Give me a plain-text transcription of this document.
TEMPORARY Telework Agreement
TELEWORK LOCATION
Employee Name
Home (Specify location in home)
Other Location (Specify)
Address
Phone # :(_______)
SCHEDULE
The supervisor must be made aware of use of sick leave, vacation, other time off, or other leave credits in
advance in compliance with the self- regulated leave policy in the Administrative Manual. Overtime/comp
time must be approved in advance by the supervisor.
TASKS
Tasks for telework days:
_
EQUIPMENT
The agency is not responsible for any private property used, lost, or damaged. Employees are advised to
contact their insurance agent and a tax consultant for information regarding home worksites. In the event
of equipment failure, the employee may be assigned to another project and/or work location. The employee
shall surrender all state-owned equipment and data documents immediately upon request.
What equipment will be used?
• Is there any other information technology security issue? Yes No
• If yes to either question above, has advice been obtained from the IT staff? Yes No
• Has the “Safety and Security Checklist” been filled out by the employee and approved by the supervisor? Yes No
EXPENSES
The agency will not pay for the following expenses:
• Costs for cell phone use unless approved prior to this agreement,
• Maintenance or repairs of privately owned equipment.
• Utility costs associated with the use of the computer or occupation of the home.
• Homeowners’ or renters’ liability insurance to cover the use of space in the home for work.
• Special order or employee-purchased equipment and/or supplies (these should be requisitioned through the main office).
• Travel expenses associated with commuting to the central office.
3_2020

.....

→ **Task to complete**
Repeat all the records. Match each line exactly.

→ **Expected answer**
Give me a plain-text transcription of this document.
TEMPORARY Telework Agreement
TELEWORK LOCATION
Employee Name
Home (Specify location in home)
Other Location (Specify)
Address
Phone # :(_______)
SCHEDULE
The supervisor must be made aware of use of sick leave, vacation, other time off, or other leave credits in
advance in compliance with the self- regulated leave policy in the Administrative Manual. Overtime/comp
time must be approved in advance by the supervisor.
TASKS
Tasks for telework days:
_
EQUIPMENT
The agency is not responsible for any private property used, lost, or damaged. Employees are advised to
contact their insurance agent and a tax consultant for information regarding home worksites. In the event
of equipment failure, the employee may be assigned to another project and/or work location. The employee
shall surrender all state-owned equipment and data documents immediately upon request.
What equipment will be used?
• Is there any other information technology security issue? Yes No
• If yes to either question above, has advice been obtained from the IT staff? Yes No
• Has the “Safety and Security Checklist” been filled out by the employee and approved by the supervisor? Yes No
EXPENSES
The agency will not pay for the following expenses:
• Costs for cell phone use unless approved prior to this agreement,
• Maintenance or repairs of privately owned equipment.
• Utility costs associated with the use of the computer or occupation of the home.
• Homeowners’ or renters’ liability insurance to cover the use of space in the home for work.
• Special order or employee-purchased equipment and/or supplies (these should be requisitioned through the main office).
• Travel expenses associated with commuting to the central office.
3_2020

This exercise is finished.